>> start

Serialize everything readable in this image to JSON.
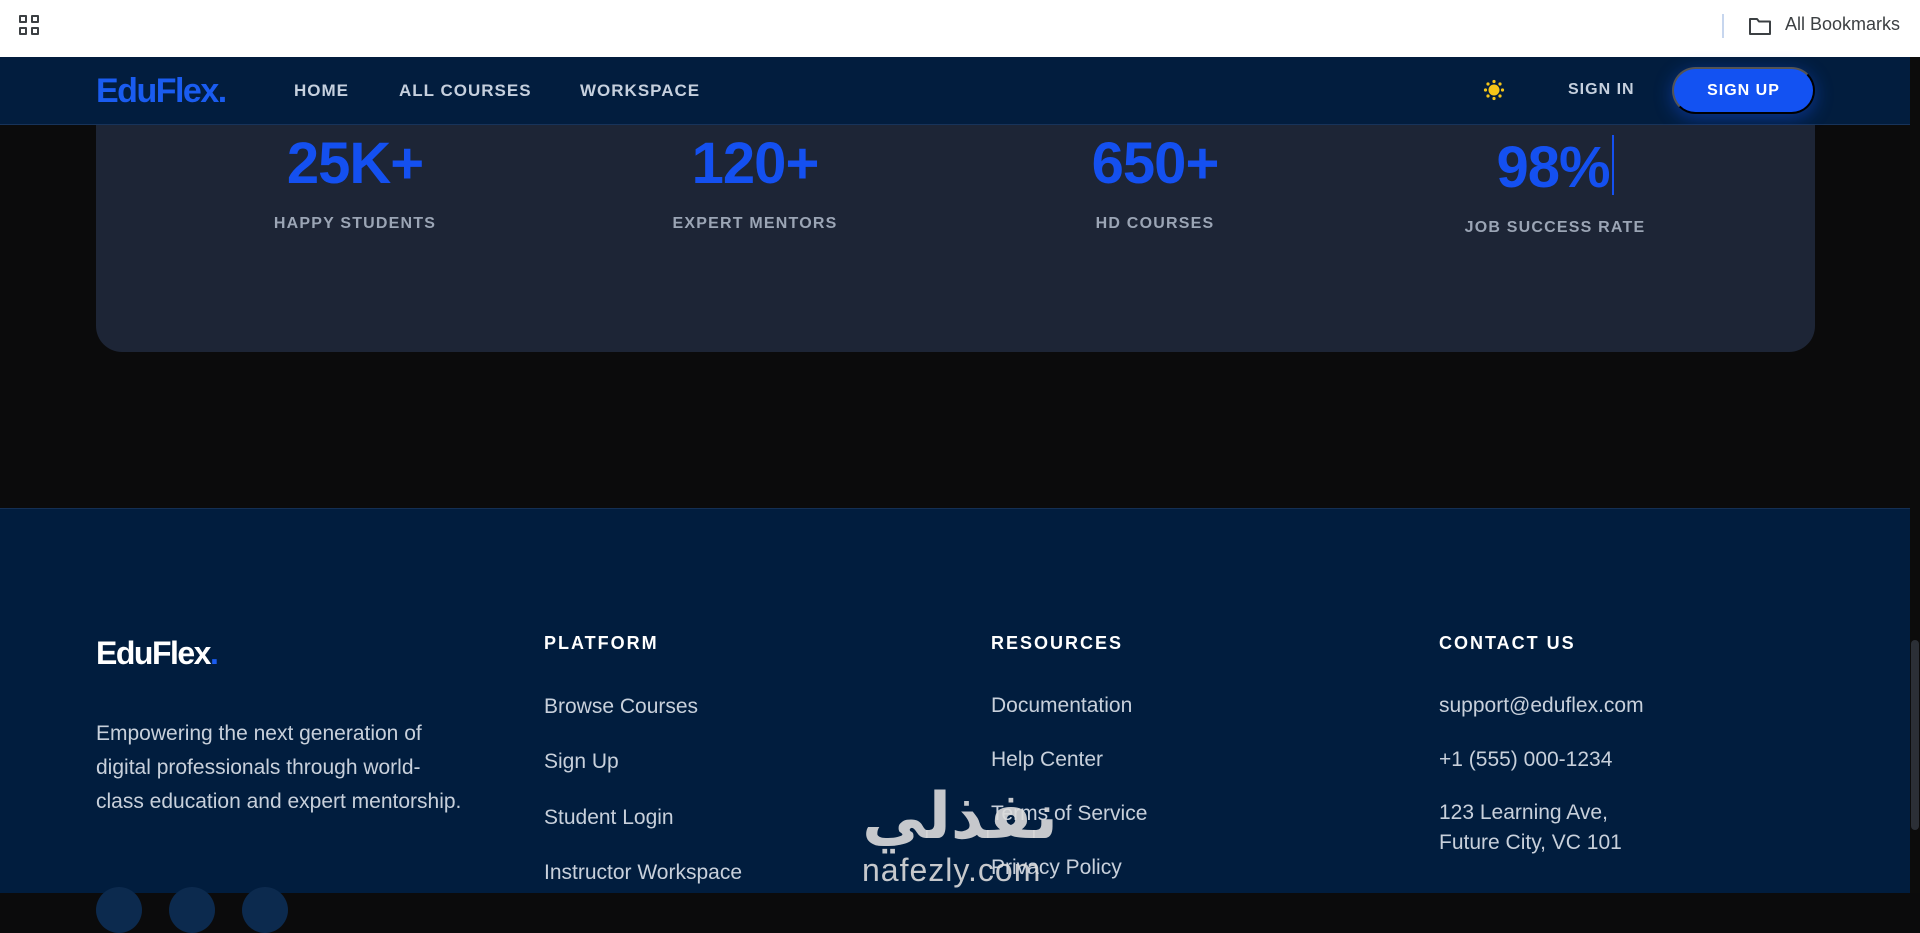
{
  "bookmarks_bar": {
    "apps_icon": "apps-grid-icon",
    "folder_icon": "folder-icon",
    "all_bookmarks_label": "All Bookmarks"
  },
  "navbar": {
    "logo_text": "EduFlex",
    "logo_dot": ".",
    "links": [
      "HOME",
      "ALL COURSES",
      "WORKSPACE"
    ],
    "theme_icon": "sun-icon",
    "sign_in": "SIGN IN",
    "sign_up": "SIGN UP"
  },
  "stats": [
    {
      "value": "25K+",
      "label": "HAPPY STUDENTS"
    },
    {
      "value": "120+",
      "label": "EXPERT MENTORS"
    },
    {
      "value": "650+",
      "label": "HD COURSES"
    },
    {
      "value": "98%",
      "label": "JOB SUCCESS RATE"
    }
  ],
  "footer": {
    "logo_text": "EduFlex",
    "logo_dot": ".",
    "description": "Empowering the next generation of digital professionals through world-class education and expert mentorship.",
    "platform": {
      "title": "PLATFORM",
      "links": [
        "Browse Courses",
        "Sign Up",
        "Student Login",
        "Instructor Workspace"
      ]
    },
    "resources": {
      "title": "RESOURCES",
      "links": [
        "Documentation",
        "Help Center",
        "Terms of Service",
        "Privacy Policy"
      ]
    },
    "contact": {
      "title": "CONTACT US",
      "email": "support@eduflex.com",
      "phone": "+1 (555) 000-1234",
      "address_line1": "123 Learning Ave,",
      "address_line2": "Future City, VC 101"
    }
  },
  "watermark": {
    "arabic": "نفذلي",
    "latin": "nafezly.com"
  },
  "colors": {
    "accent": "#1352f2",
    "nav_bg": "#021d3e",
    "card_bg": "#1d2536",
    "footer_bg": "#011d3e",
    "theme_icon": "#f5c518"
  }
}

>> end

◆ **WRITTEN TASK**
Write out the records above exactly as they stand, leaving out every picture.

◆ **IN RESPONSE**
Serialize everything readable in this image to JSON.
{
  "bookmarks_bar": {
    "apps_icon": "apps-grid-icon",
    "folder_icon": "folder-icon",
    "all_bookmarks_label": "All Bookmarks"
  },
  "navbar": {
    "logo_text": "EduFlex",
    "logo_dot": ".",
    "links": [
      "HOME",
      "ALL COURSES",
      "WORKSPACE"
    ],
    "theme_icon": "sun-icon",
    "sign_in": "SIGN IN",
    "sign_up": "SIGN UP"
  },
  "stats": [
    {
      "value": "25K+",
      "label": "HAPPY STUDENTS"
    },
    {
      "value": "120+",
      "label": "EXPERT MENTORS"
    },
    {
      "value": "650+",
      "label": "HD COURSES"
    },
    {
      "value": "98%",
      "label": "JOB SUCCESS RATE"
    }
  ],
  "footer": {
    "logo_text": "EduFlex",
    "logo_dot": ".",
    "description": "Empowering the next generation of digital professionals through world-class education and expert mentorship.",
    "platform": {
      "title": "PLATFORM",
      "links": [
        "Browse Courses",
        "Sign Up",
        "Student Login",
        "Instructor Workspace"
      ]
    },
    "resources": {
      "title": "RESOURCES",
      "links": [
        "Documentation",
        "Help Center",
        "Terms of Service",
        "Privacy Policy"
      ]
    },
    "contact": {
      "title": "CONTACT US",
      "email": "support@eduflex.com",
      "phone": "+1 (555) 000-1234",
      "address_line1": "123 Learning Ave,",
      "address_line2": "Future City, VC 101"
    }
  },
  "watermark": {
    "arabic": "نفذلي",
    "latin": "nafezly.com"
  },
  "colors": {
    "accent": "#1352f2",
    "nav_bg": "#021d3e",
    "card_bg": "#1d2536",
    "footer_bg": "#011d3e",
    "theme_icon": "#f5c518"
  }
}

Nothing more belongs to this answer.